GOAL:
Reproduce every line of the data below exactly, leaving the pictures out of your answer.
▼
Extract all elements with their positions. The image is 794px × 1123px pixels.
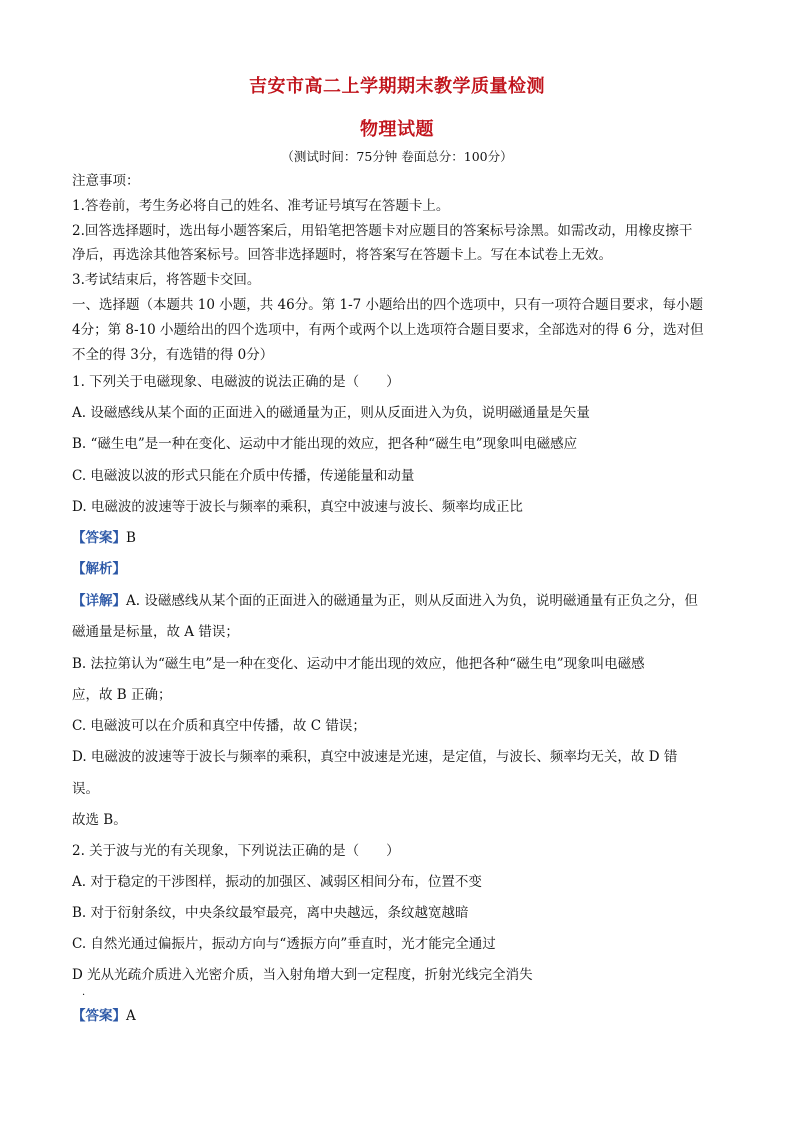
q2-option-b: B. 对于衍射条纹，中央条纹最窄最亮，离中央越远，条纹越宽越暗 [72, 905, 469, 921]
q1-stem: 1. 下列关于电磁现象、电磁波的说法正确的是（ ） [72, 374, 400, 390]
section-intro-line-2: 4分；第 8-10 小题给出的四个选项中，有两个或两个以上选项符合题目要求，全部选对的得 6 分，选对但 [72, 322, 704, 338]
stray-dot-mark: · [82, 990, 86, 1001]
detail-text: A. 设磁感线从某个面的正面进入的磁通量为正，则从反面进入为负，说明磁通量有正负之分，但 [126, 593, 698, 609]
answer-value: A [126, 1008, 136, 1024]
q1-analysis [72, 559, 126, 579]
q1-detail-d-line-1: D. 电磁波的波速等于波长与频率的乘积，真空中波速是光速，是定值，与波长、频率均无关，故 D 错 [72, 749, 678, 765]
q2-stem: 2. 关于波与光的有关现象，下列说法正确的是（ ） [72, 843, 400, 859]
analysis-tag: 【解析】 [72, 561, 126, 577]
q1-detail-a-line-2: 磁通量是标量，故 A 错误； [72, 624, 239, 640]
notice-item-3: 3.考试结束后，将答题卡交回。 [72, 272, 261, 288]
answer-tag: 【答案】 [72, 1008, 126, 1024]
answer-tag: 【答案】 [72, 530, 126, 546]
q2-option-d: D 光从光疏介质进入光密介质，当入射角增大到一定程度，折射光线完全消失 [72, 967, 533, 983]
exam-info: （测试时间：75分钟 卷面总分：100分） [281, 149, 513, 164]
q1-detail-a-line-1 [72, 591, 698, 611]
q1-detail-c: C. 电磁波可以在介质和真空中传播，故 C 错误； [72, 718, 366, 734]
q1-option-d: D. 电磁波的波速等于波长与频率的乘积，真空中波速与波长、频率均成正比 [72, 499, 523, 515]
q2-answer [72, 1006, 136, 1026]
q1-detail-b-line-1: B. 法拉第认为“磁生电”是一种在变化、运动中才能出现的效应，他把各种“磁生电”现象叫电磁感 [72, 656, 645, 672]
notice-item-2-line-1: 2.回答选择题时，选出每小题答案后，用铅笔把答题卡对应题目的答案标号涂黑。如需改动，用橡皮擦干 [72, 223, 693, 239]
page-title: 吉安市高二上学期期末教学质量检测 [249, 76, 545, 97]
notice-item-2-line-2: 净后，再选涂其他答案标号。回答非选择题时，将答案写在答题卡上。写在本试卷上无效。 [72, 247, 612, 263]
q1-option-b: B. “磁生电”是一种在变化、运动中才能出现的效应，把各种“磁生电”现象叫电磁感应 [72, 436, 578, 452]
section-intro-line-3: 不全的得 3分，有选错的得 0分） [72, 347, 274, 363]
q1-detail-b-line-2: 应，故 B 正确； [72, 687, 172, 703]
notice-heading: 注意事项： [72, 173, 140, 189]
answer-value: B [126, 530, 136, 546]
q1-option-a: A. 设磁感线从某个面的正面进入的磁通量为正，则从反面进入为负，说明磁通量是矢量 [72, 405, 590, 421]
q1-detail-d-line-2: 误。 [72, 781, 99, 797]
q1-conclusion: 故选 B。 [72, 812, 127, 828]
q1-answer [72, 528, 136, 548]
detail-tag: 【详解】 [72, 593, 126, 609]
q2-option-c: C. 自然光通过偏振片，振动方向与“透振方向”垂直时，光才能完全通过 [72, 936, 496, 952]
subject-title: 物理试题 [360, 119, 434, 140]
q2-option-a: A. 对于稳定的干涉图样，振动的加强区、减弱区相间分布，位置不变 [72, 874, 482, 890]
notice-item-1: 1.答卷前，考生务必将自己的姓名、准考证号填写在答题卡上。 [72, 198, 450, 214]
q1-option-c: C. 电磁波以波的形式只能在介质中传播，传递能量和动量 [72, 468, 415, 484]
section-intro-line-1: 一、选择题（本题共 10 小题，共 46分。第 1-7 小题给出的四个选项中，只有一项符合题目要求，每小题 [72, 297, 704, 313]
▲
COMPLETED TASK:
Extract all elements with their positions. The image is 794px × 1123px pixels.
q2-option-b: B. 对于衍射条纹，中央条纹最窄最亮，离中央越远，条纹越宽越暗 [72, 905, 469, 921]
q1-stem: 1. 下列关于电磁现象、电磁波的说法正确的是（ ） [72, 374, 400, 390]
section-intro-line-2: 4分；第 8-10 小题给出的四个选项中，有两个或两个以上选项符合题目要求，全部选对的得 6 分，选对但 [72, 322, 704, 338]
stray-dot-mark: · [82, 990, 86, 1001]
detail-text: A. 设磁感线从某个面的正面进入的磁通量为正，则从反面进入为负，说明磁通量有正负之分，但 [126, 593, 698, 609]
answer-value: A [126, 1008, 136, 1024]
q1-analysis [72, 559, 126, 579]
q1-detail-d-line-1: D. 电磁波的波速等于波长与频率的乘积，真空中波速是光速，是定值，与波长、频率均无关，故 D 错 [72, 749, 678, 765]
q2-stem: 2. 关于波与光的有关现象，下列说法正确的是（ ） [72, 843, 400, 859]
analysis-tag: 【解析】 [72, 561, 126, 577]
q1-detail-a-line-2: 磁通量是标量，故 A 错误； [72, 624, 239, 640]
notice-item-3: 3.考试结束后，将答题卡交回。 [72, 272, 261, 288]
answer-tag: 【答案】 [72, 1008, 126, 1024]
answer-tag: 【答案】 [72, 530, 126, 546]
q2-option-d: D 光从光疏介质进入光密介质，当入射角增大到一定程度，折射光线完全消失 [72, 967, 533, 983]
exam-info: （测试时间：75分钟 卷面总分：100分） [281, 149, 513, 164]
q1-detail-a-line-1 [72, 591, 698, 611]
q1-detail-c: C. 电磁波可以在介质和真空中传播，故 C 错误； [72, 718, 366, 734]
q1-option-d: D. 电磁波的波速等于波长与频率的乘积，真空中波速与波长、频率均成正比 [72, 499, 523, 515]
q2-answer [72, 1006, 136, 1026]
q1-detail-b-line-1: B. 法拉第认为“磁生电”是一种在变化、运动中才能出现的效应，他把各种“磁生电”现象叫电磁感 [72, 656, 645, 672]
notice-item-2-line-1: 2.回答选择题时，选出每小题答案后，用铅笔把答题卡对应题目的答案标号涂黑。如需改动，用橡皮擦干 [72, 223, 693, 239]
page-title: 吉安市高二上学期期末教学质量检测 [249, 76, 545, 97]
notice-item-2-line-2: 净后，再选涂其他答案标号。回答非选择题时，将答案写在答题卡上。写在本试卷上无效。 [72, 247, 612, 263]
q1-option-b: B. “磁生电”是一种在变化、运动中才能出现的效应，把各种“磁生电”现象叫电磁感应 [72, 436, 578, 452]
section-intro-line-3: 不全的得 3分，有选错的得 0分） [72, 347, 274, 363]
q1-detail-b-line-2: 应，故 B 正确； [72, 687, 172, 703]
notice-heading: 注意事项： [72, 173, 140, 189]
answer-value: B [126, 530, 136, 546]
q1-option-a: A. 设磁感线从某个面的正面进入的磁通量为正，则从反面进入为负，说明磁通量是矢量 [72, 405, 590, 421]
q1-detail-d-line-2: 误。 [72, 781, 99, 797]
q1-conclusion: 故选 B。 [72, 812, 127, 828]
q1-answer [72, 528, 136, 548]
detail-tag: 【详解】 [72, 593, 126, 609]
q2-option-c: C. 自然光通过偏振片，振动方向与“透振方向”垂直时，光才能完全通过 [72, 936, 496, 952]
subject-title: 物理试题 [360, 119, 434, 140]
q2-option-a: A. 对于稳定的干涉图样，振动的加强区、减弱区相间分布，位置不变 [72, 874, 482, 890]
notice-item-1: 1.答卷前，考生务必将自己的姓名、准考证号填写在答题卡上。 [72, 198, 450, 214]
q1-option-c: C. 电磁波以波的形式只能在介质中传播，传递能量和动量 [72, 468, 415, 484]
section-intro-line-1: 一、选择题（本题共 10 小题，共 46分。第 1-7 小题给出的四个选项中，只有一项符合题目要求，每小题 [72, 297, 704, 313]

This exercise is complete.